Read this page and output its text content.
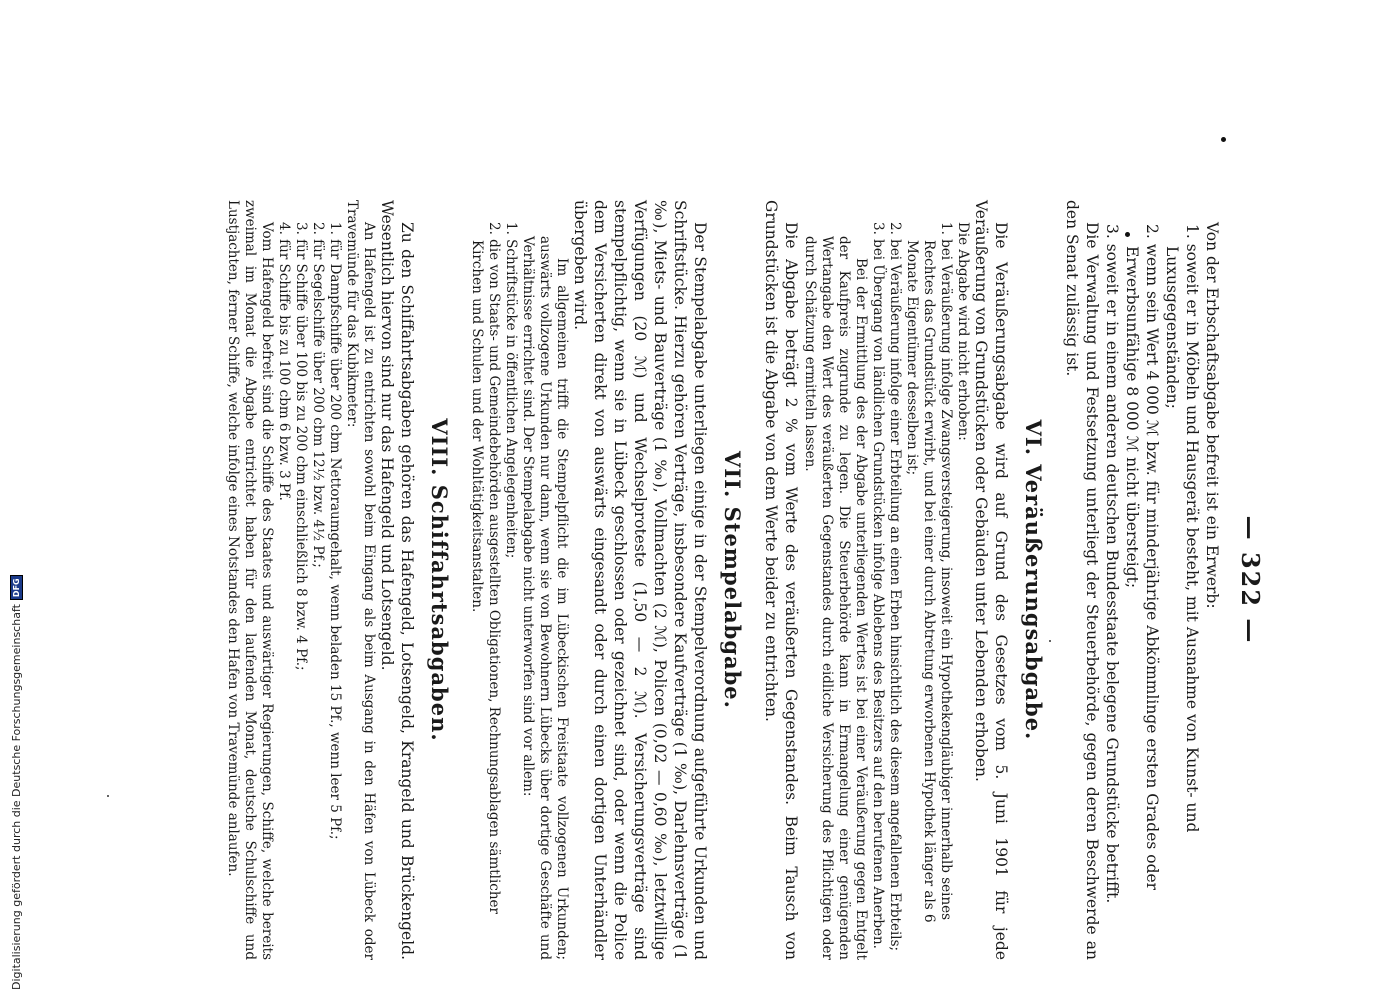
— 322 —

Von der Erbschaftsabgabe befreit ist ein Erwerb:

1. soweit er in Möbeln und Hausgerät besteht, mit Ausnahme von Kunst- und Luxusgegenständen;

2. wenn sein Wert 4 000 ℳ bzw. für minderjährige Abkömmlinge ersten Grades oder Erwerbsunfähige 8 000 ℳ nicht übersteigt;

3. soweit er in einem anderen deutschen Bundesstaate belegene Grundstücke betrifft.

Die Verwaltung und Festsetzung unterliegt der Steuerbehörde, gegen deren Beschwerde an den Senat zulässig ist.

VI. Veräußerungsabgabe.

Die Veräußerungsabgabe wird auf Grund des Gesetzes vom 5. Juni 1901 für jede Veräußerung von Grundstücken oder Gebäuden unter Lebenden erhoben.

Die Abgabe wird nicht erhoben:

1. bei Veräußerung infolge Zwangsversteigerung, insoweit ein Hypothekengläubiger innerhalb seines Rechtes das Grundstück erwirbt, und bei einer durch Abtretung erworbenen Hypothek länger als 6 Monate Eigentümer desselben ist;

2. bei Veräußerung infolge einer Erbteilung an einen Erben hinsichtlich des diesem angefallenen Erbteils;

3. bei Übergang von ländlichen Grundstücken infolge Ablebens des Besitzers auf den berufenen Anerben.

Bei der Ermittlung des der Abgabe unterliegenden Wertes ist bei einer Veräußerung gegen Entgelt der Kaufpreis zugrunde zu legen. Die Steuerbehörde kann in Ermangelung einer genügenden Wertangabe den Wert des veräußerten Gegenstandes durch eidliche Versicherung des Pflichtigen oder durch Schätzung ermitteln lassen.

Die Abgabe beträgt 2 % vom Werte des veräußerten Gegenstandes. Beim Tausch von Grundstücken ist die Abgabe von dem Werte beider zu entrichten.

VII. Stempelabgabe.

Der Stempelabgabe unterliegen einige in der Stempelverordnung aufgeführte Urkunden und Schriftstücke. Hierzu gehören Verträge, insbesondere Kaufverträge (1 ‰), Darlehnsverträge (1 ‰), Miets- und Bauverträge (1 ‰), Vollmachten (2 ℳ), Policen (0,02 — 0,60 ‰), letztwillige Verfügungen (20 ℳ) und Wechselproteste (1,50 — 2 ℳ). Versicherungsverträge sind stempelpflichtig, wenn sie in Lübeck geschlossen oder gezeichnet sind, oder wenn die Police dem Versicherten direkt von auswärts eingesandt oder durch einen dortigen Unterhändler übergeben wird.

Im allgemeinen trifft die Stempelpflicht die im Lübeckischen Freistaate vollzogenen Urkunden; auswärts vollzogene Urkunden nur dann, wenn sie von Bewohnern Lübecks über dortige Geschäfte und Verhältnisse errichtet sind. Der Stempelabgabe nicht unterworfen sind vor allem:

1. Schriftstücke in öffentlichen Angelegenheiten;

2. die von Staats- und Gemeindebehörden ausgestellten Obligationen, Rechnungsablagen sämtlicher Kirchen und Schulen und der Wohltätigkeitsanstalten.

VIII. Schiffahrtsabgaben.

Zu den Schiffahrtsabgaben gehören das Hafengeld, Lotsengeld, Krangeld und Brückengeld. Wesentlich hiervon sind nur das Hafengeld und Lotsengeld.

An Hafengeld ist zu entrichten sowohl beim Eingang als beim Ausgang in den Häfen von Lübeck oder Travemünde für das Kubikmeter:

1. für Dampfschiffe über 200 cbm Nettoraumgehalt, wenn beladen 15 Pf., wenn leer 5 Pf.;

2. für Segelschiffe über 200 cbm 12½ bzw. 4½ Pf.;

3. für Schiffe über 100 bis zu 200 cbm einschließlich 8 bzw. 4 Pf.;

4. für Schiffe bis zu 100 cbm 6 bzw. 3 Pf.

Vom Hafengeld befreit sind die Schiffe des Staates und auswärtiger Regierungen, Schiffe, welche bereits zweimal im Monat die Abgabe entrichtet haben für den laufenden Monat, deutsche Schulschiffe und Lustjachten, ferner Schiffe, welche infolge eines Notstandes den Hafen von Travemünde anlaufen.

Digitalisierung gefördert durch die Deutsche Forschungsgemeinschaft
DFG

++++++

Give every line of the material that includes the string "Veräußerungsabgabe".

◆ WRITTEN REPLY:
VI. Veräußerungsabgabe.
Die Veräußerungsabgabe wird auf Grund des Gesetzes vom 5. Juni 1901 für jede Veräußerung von Grundstücken oder Gebäuden unter Lebenden erhoben.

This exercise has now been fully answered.